__Task input__:
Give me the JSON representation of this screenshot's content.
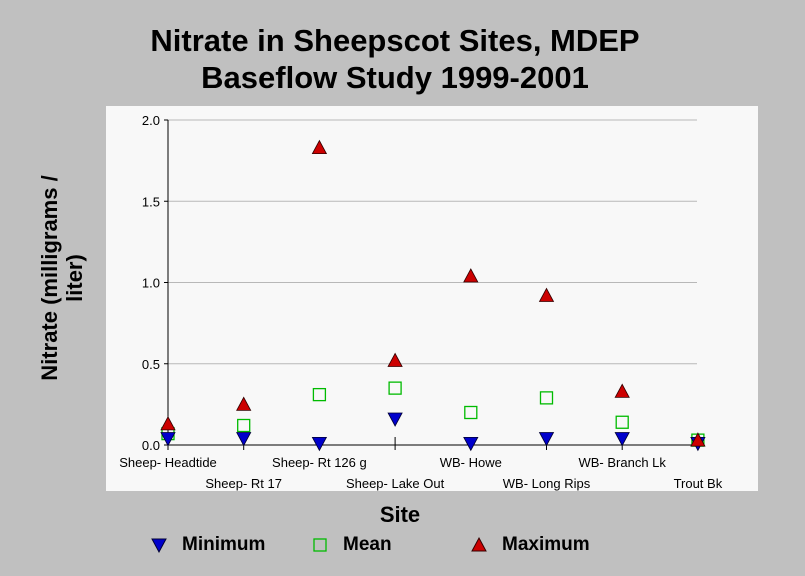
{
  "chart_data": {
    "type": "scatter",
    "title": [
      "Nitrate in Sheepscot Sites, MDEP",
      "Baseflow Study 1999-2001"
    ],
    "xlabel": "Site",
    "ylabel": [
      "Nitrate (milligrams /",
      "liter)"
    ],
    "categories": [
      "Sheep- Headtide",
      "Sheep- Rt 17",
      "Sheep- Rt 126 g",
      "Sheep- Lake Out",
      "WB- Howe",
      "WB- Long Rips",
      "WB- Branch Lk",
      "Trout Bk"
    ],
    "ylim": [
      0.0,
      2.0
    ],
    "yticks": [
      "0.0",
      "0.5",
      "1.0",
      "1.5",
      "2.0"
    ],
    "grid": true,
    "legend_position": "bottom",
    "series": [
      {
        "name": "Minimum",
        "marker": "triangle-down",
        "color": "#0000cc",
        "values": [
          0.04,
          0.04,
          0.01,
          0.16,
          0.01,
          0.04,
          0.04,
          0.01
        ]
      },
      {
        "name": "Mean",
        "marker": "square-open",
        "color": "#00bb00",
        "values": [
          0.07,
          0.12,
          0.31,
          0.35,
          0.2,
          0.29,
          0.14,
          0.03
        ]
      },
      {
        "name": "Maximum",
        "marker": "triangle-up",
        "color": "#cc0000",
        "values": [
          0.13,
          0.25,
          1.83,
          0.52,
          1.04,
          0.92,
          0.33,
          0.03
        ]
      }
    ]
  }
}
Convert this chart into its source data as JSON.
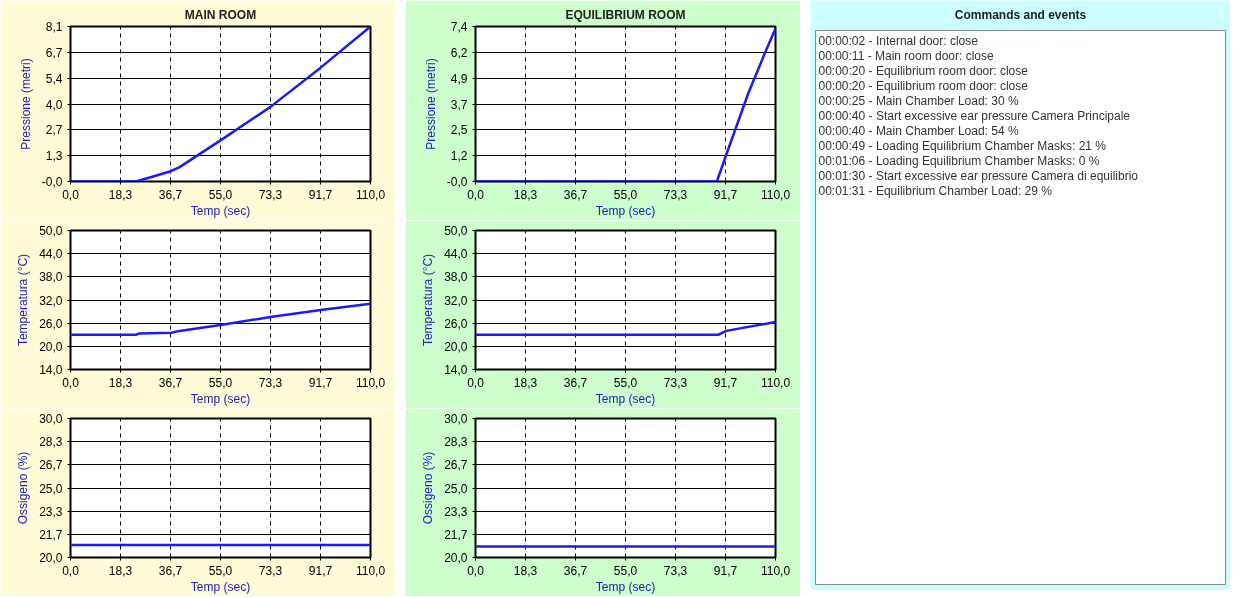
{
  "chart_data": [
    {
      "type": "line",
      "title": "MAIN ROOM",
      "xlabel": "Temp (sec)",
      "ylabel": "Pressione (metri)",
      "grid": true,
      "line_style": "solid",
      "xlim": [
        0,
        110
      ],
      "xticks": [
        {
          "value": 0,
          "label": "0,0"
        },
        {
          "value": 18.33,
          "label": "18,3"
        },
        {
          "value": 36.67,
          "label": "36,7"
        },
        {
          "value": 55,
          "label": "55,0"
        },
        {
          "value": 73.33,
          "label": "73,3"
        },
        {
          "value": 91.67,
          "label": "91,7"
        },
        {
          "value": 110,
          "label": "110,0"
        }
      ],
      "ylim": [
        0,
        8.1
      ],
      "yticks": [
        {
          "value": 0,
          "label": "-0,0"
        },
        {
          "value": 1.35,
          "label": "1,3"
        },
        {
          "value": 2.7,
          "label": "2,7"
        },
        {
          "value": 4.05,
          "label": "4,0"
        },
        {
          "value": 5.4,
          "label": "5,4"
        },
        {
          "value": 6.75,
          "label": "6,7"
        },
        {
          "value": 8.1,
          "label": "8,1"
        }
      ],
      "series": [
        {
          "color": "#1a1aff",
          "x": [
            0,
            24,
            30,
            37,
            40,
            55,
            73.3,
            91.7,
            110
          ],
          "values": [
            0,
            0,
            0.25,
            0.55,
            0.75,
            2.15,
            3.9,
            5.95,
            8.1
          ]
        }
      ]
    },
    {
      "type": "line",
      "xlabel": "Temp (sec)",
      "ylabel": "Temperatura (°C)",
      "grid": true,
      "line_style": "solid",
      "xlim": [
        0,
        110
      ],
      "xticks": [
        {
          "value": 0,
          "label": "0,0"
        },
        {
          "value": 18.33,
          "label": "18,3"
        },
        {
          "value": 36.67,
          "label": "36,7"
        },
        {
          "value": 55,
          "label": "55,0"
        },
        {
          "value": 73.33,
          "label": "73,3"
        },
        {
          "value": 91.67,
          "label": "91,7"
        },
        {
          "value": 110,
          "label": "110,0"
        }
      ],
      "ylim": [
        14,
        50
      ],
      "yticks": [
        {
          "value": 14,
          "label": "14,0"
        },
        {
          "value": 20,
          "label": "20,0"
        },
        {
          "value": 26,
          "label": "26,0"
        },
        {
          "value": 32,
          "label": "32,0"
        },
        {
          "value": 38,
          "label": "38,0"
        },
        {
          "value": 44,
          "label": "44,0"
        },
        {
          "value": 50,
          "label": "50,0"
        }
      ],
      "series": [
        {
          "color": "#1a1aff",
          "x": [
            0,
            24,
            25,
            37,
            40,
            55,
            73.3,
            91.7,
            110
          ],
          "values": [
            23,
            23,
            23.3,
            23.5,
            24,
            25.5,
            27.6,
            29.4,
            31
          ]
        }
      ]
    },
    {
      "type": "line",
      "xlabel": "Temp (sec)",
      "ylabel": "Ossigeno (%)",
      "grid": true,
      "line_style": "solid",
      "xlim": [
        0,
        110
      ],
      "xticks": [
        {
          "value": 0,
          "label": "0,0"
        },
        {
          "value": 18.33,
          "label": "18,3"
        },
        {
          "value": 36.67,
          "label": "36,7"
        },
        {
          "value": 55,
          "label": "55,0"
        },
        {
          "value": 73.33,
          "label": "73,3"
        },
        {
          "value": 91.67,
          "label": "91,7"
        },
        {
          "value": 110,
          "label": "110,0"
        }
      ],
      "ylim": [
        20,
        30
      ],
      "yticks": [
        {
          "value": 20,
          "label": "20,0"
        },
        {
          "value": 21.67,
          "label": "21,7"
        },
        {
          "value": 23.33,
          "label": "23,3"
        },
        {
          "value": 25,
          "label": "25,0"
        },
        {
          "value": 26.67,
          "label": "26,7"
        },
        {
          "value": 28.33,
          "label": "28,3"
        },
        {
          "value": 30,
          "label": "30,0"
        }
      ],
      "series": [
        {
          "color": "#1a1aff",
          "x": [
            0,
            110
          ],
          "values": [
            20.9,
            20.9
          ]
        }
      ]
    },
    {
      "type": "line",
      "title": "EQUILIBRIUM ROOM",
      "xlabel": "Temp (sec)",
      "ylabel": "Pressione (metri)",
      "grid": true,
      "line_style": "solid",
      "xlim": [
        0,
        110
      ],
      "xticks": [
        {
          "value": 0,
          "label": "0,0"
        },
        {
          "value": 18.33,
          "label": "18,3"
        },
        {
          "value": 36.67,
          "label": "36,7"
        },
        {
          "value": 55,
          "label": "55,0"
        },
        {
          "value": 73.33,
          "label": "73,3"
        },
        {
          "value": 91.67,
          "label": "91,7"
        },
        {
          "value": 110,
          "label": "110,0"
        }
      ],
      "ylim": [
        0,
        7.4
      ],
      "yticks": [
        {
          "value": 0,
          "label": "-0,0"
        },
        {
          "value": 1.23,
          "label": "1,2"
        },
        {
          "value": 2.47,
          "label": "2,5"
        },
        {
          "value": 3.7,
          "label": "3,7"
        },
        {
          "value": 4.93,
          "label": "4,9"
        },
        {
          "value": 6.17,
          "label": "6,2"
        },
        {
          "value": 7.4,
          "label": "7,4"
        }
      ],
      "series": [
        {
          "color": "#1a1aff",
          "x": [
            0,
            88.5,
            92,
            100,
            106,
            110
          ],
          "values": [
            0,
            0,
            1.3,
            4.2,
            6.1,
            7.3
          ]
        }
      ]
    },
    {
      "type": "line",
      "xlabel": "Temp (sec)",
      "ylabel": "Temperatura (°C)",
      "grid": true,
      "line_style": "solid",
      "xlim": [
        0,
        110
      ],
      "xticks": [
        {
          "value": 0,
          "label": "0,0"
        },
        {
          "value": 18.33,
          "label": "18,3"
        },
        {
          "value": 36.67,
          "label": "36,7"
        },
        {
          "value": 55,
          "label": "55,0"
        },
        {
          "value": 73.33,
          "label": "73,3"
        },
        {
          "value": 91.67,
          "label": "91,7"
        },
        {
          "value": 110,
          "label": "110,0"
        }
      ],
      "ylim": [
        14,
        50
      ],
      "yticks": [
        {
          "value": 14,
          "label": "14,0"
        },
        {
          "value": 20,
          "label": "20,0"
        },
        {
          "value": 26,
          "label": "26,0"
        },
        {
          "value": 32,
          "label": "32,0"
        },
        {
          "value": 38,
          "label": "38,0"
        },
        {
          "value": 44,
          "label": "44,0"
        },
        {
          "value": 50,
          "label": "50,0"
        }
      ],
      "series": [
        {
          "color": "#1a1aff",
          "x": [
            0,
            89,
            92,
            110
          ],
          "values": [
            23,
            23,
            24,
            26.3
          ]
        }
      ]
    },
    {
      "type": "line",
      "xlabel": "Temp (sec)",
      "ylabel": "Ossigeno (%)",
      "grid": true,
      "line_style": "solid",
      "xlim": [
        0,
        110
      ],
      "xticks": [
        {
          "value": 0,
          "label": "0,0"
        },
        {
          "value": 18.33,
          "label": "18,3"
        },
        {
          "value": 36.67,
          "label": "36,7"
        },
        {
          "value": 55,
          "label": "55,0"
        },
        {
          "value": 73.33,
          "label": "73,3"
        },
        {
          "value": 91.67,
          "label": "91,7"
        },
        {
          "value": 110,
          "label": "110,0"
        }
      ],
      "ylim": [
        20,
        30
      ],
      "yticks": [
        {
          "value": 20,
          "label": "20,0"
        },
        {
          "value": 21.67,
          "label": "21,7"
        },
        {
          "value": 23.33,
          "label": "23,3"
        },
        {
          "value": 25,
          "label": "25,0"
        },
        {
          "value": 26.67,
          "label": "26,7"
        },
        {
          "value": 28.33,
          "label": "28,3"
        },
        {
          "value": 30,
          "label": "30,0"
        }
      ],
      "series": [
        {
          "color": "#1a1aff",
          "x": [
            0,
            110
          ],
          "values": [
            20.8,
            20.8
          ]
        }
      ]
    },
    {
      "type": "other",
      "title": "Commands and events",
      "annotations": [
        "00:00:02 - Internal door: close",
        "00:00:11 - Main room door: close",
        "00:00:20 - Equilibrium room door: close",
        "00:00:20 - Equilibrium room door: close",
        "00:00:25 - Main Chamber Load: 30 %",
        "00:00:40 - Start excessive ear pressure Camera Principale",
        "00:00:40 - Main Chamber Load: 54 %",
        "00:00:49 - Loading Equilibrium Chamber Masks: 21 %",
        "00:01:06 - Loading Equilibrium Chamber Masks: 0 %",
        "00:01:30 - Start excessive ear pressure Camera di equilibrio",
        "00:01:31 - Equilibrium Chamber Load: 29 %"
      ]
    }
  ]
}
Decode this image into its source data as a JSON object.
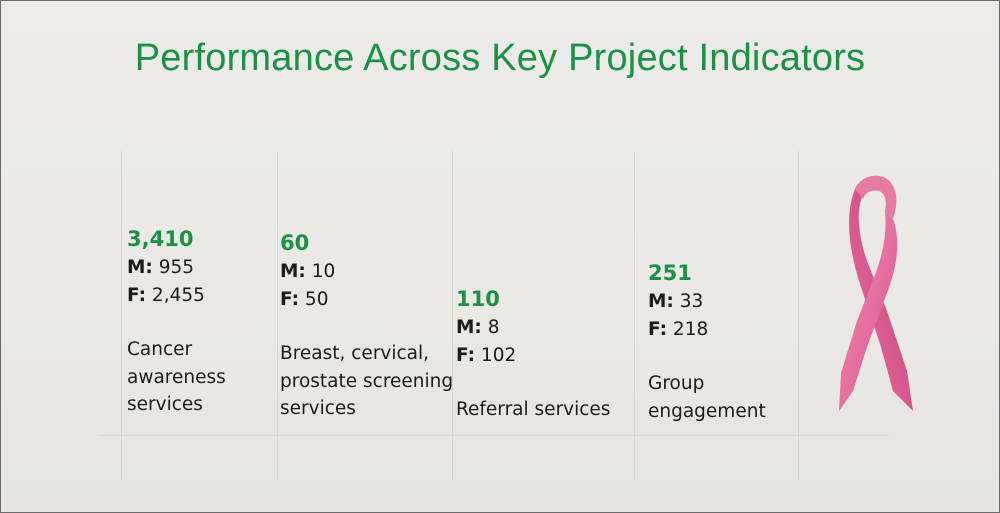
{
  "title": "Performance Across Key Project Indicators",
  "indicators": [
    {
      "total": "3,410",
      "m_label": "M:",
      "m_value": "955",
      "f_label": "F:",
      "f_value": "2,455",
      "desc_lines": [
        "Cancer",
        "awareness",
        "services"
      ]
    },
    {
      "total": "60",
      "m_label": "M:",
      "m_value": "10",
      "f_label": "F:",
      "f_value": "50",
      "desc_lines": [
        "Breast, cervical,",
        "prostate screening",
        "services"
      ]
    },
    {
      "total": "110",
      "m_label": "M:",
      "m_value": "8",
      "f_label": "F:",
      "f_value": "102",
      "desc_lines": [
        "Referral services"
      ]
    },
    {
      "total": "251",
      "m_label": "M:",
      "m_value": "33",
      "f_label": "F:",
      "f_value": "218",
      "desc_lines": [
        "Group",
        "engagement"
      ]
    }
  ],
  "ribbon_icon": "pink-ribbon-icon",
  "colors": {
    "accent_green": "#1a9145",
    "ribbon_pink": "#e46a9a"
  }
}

__Set exercise__: Count the lines of these entries that hold the string "JSON", and give only that number.

__Problem solution__: 3